* Begin *

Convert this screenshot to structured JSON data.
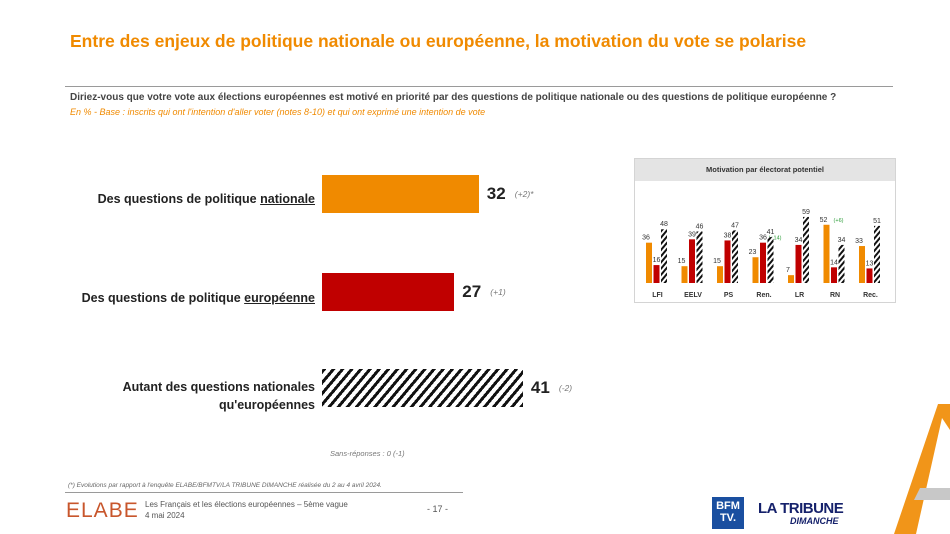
{
  "title": "Entre des enjeux de politique nationale ou européenne, la motivation du vote se polarise",
  "question": "Diriez-vous que votre vote aux élections européennes est motivé en priorité par des questions de politique nationale ou des questions de politique européenne ?",
  "base": "En % - Base : inscrits qui ont l'intention d'aller voter (notes 8-10) et qui ont exprimé une intention de vote",
  "colors": {
    "orange": "#f08a00",
    "red": "#c00000",
    "hatch": "#111111"
  },
  "chart_data": [
    {
      "type": "bar",
      "orientation": "horizontal",
      "categories": [
        "Des questions de politique nationale",
        "Des questions de politique européenne",
        "Autant des questions nationales qu'européennes"
      ],
      "category_parts": [
        {
          "pre": "Des questions de politique ",
          "em": "nationale"
        },
        {
          "pre": "Des questions de politique ",
          "em": "européenne"
        },
        {
          "line1": "Autant des questions nationales",
          "line2": "qu'européennes"
        }
      ],
      "values": [
        32,
        27,
        41
      ],
      "value_labels": [
        "32",
        "27",
        "41"
      ],
      "evolutions": [
        "(+2)*",
        "(+1)",
        "(-2)"
      ],
      "note": "Sans-réponses : 0 (-1)",
      "unit": "%"
    },
    {
      "type": "bar",
      "title": "Motivation par électorat potentiel",
      "categories": [
        "LFI",
        "EELV",
        "PS",
        "Ren.",
        "LR",
        "RN",
        "Rec."
      ],
      "series": [
        {
          "name": "Des questions de politique nationale",
          "values": [
            36,
            15,
            15,
            23,
            7,
            52,
            33
          ]
        },
        {
          "name": "Des questions de politique européenne",
          "values": [
            16,
            39,
            38,
            36,
            34,
            14,
            13
          ]
        },
        {
          "name": "Autant des questions nationales qu'européennes",
          "values": [
            48,
            46,
            47,
            41,
            59,
            34,
            51
          ]
        }
      ],
      "annotations": [
        {
          "category": "Ren.",
          "series": 1,
          "text": "(+14)"
        },
        {
          "category": "RN",
          "series": 0,
          "text": "(+6)"
        }
      ],
      "ylim": [
        0,
        60
      ]
    }
  ],
  "footer": {
    "footnote": "(*) Evolutions par rapport à l'enquête ELABE/BFMTV/LA TRIBUNE DIMANCHE réalisée du 2 au 4 avril 2024.",
    "logo": "ELABE",
    "study": "Les Français et les élections européennes – 5ème vague",
    "date": "4 mai 2024",
    "page": "- 17 -",
    "bfm": "BFM TV.",
    "tribune": "LA TRIBUNE",
    "tribune_sub": "DIMANCHE"
  }
}
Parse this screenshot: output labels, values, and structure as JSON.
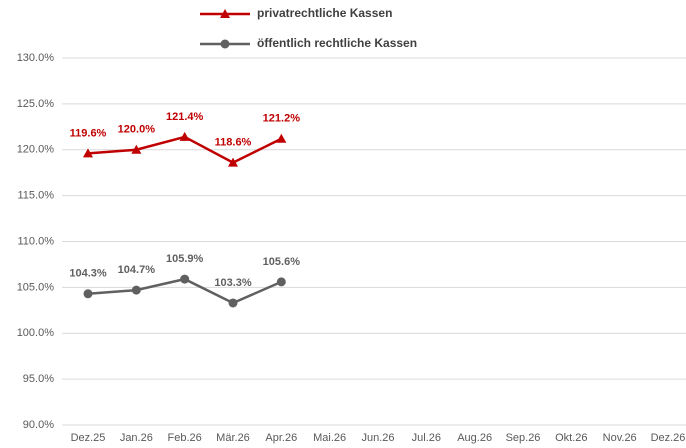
{
  "chart_data": {
    "type": "line",
    "categories": [
      "Dez.25",
      "Jan.26",
      "Feb.26",
      "Mär.26",
      "Apr.26",
      "Mai.26",
      "Jun.26",
      "Jul.26",
      "Aug.26",
      "Sep.26",
      "Okt.26",
      "Nov.26",
      "Dez.26"
    ],
    "series": [
      {
        "name": "privatrechtliche Kassen",
        "color": "#c00000",
        "marker": "triangle",
        "values": [
          119.6,
          120.0,
          121.4,
          118.6,
          121.2,
          null,
          null,
          null,
          null,
          null,
          null,
          null,
          null
        ],
        "value_labels": [
          "119.6%",
          "120.0%",
          "121.4%",
          "118.6%",
          "121.2%",
          null,
          null,
          null,
          null,
          null,
          null,
          null,
          null
        ]
      },
      {
        "name": "öffentlich rechtliche Kassen",
        "color": "#606060",
        "marker": "circle",
        "values": [
          104.3,
          104.7,
          105.9,
          103.3,
          105.6,
          null,
          null,
          null,
          null,
          null,
          null,
          null,
          null
        ],
        "value_labels": [
          "104.3%",
          "104.7%",
          "105.9%",
          "103.3%",
          "105.6%",
          null,
          null,
          null,
          null,
          null,
          null,
          null,
          null
        ]
      }
    ],
    "ylim": [
      90,
      130
    ],
    "yticks": [
      {
        "value": 90,
        "label": "90.0%"
      },
      {
        "value": 95,
        "label": "95.0%"
      },
      {
        "value": 100,
        "label": "100.0%"
      },
      {
        "value": 105,
        "label": "105.0%"
      },
      {
        "value": 110,
        "label": "110.0%"
      },
      {
        "value": 115,
        "label": "115.0%"
      },
      {
        "value": 120,
        "label": "120.0%"
      },
      {
        "value": 125,
        "label": "125.0%"
      },
      {
        "value": 130,
        "label": "130.0%"
      }
    ],
    "grid": true,
    "legend": "top"
  }
}
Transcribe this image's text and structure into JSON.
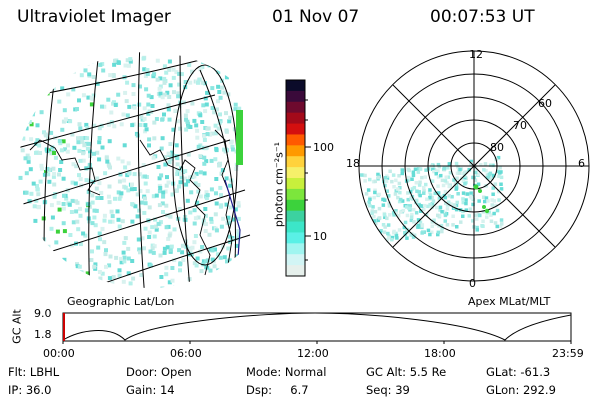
{
  "header": {
    "title": "Ultraviolet Imager",
    "date": "01 Nov 07",
    "time": "00:07:53 UT"
  },
  "panels": {
    "left_label": "Geographic Lat/Lon",
    "right_label": "Apex MLat/MLT"
  },
  "colorbar": {
    "label": "photon cm⁻²s⁻¹",
    "ticks": [
      "100",
      "10"
    ],
    "colors": [
      "#0b0b2a",
      "#3a0a3a",
      "#6e0a2e",
      "#a30a1a",
      "#d40f0f",
      "#ff5a00",
      "#ff9a00",
      "#ffd23c",
      "#f5f06a",
      "#c8f03c",
      "#7ce63c",
      "#3cd23c",
      "#3cd2a0",
      "#3ce6c8",
      "#5af0e6",
      "#a0f5f0",
      "#d2f5f5",
      "#e6f0ec"
    ]
  },
  "polar": {
    "mlt_labels": {
      "top": "12",
      "left": "18",
      "right": "6",
      "bottom": "0"
    },
    "lat_labels": [
      "60",
      "70",
      "80"
    ]
  },
  "altitude_plot": {
    "ylabel": "GC Alt",
    "yticks": [
      "9.0",
      "1.8"
    ],
    "xticks": [
      "00:00",
      "06:00",
      "12:00",
      "18:00",
      "23:59"
    ]
  },
  "info": {
    "row1": [
      {
        "label": "Flt: LBHL"
      },
      {
        "label": "Door: Open"
      },
      {
        "label": "Mode: Normal"
      },
      {
        "label": "GC Alt: 5.5 Re"
      },
      {
        "label": "GLat: -61.3"
      }
    ],
    "row2": [
      {
        "label": "IP: 36.0"
      },
      {
        "label": "Gain: 14"
      },
      {
        "label": "Dsp:     6.7"
      },
      {
        "label": "Seq: 39"
      },
      {
        "label": "GLon: 292.9"
      }
    ]
  },
  "colors": {
    "cyan_cloud": "#9cf0e8",
    "green_spots": "#3cd23c",
    "grid": "#000000"
  }
}
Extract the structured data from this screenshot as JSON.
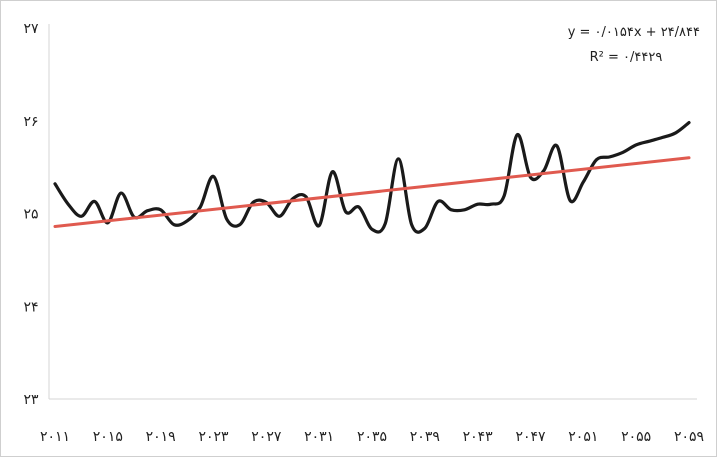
{
  "chart_data": {
    "type": "line",
    "title": "",
    "xlabel": "",
    "ylabel": "",
    "x_ticks": [
      2011,
      2015,
      2019,
      2023,
      2027,
      2031,
      2035,
      2039,
      2043,
      2047,
      2051,
      2055,
      2059
    ],
    "x_tick_labels": [
      "۲۰۱۱",
      "۲۰۱۵",
      "۲۰۱۹",
      "۲۰۲۳",
      "۲۰۲۷",
      "۲۰۳۱",
      "۲۰۳۵",
      "۲۰۳۹",
      "۲۰۴۳",
      "۲۰۴۷",
      "۲۰۵۱",
      "۲۰۵۵",
      "۲۰۵۹"
    ],
    "y_ticks": [
      23,
      24,
      25,
      26,
      27
    ],
    "y_tick_labels": [
      "۲۳",
      "۲۴",
      "۲۵",
      "۲۶",
      "۲۷"
    ],
    "xlim": [
      2011,
      2059
    ],
    "ylim": [
      23,
      27
    ],
    "grid": false,
    "series": [
      {
        "color": "#1a1a1a",
        "x": [
          2011,
          2012,
          2013,
          2014,
          2015,
          2016,
          2017,
          2018,
          2019,
          2020,
          2021,
          2022,
          2023,
          2024,
          2025,
          2026,
          2027,
          2028,
          2029,
          2030,
          2031,
          2032,
          2033,
          2034,
          2035,
          2036,
          2037,
          2038,
          2039,
          2040,
          2041,
          2042,
          2043,
          2044,
          2045,
          2046,
          2047,
          2048,
          2049,
          2050,
          2051,
          2052,
          2053,
          2054,
          2055,
          2056,
          2057,
          2058,
          2059
        ],
        "values": [
          25.32,
          25.1,
          24.97,
          25.13,
          24.9,
          25.22,
          24.96,
          25.03,
          25.04,
          24.88,
          24.92,
          25.07,
          25.4,
          24.94,
          24.88,
          25.12,
          25.12,
          24.97,
          25.16,
          25.18,
          24.87,
          25.45,
          25.02,
          25.07,
          24.83,
          24.89,
          25.59,
          24.88,
          24.84,
          25.13,
          25.04,
          25.04,
          25.1,
          25.1,
          25.19,
          25.85,
          25.39,
          25.46,
          25.73,
          25.14,
          25.34,
          25.58,
          25.61,
          25.66,
          25.74,
          25.78,
          25.82,
          25.87,
          25.98
        ]
      },
      {
        "color": "#e05a4f",
        "x": [
          2011,
          2059
        ],
        "values": [
          24.86,
          25.6
        ]
      }
    ],
    "annotations": {
      "equation": "y = ۰/۰۱۵۴x + ۲۴/۸۴۴",
      "r_squared": "R² = ۰/۴۴۲۹"
    }
  }
}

* End *

State only the count of lines above that hold the string "questions".

10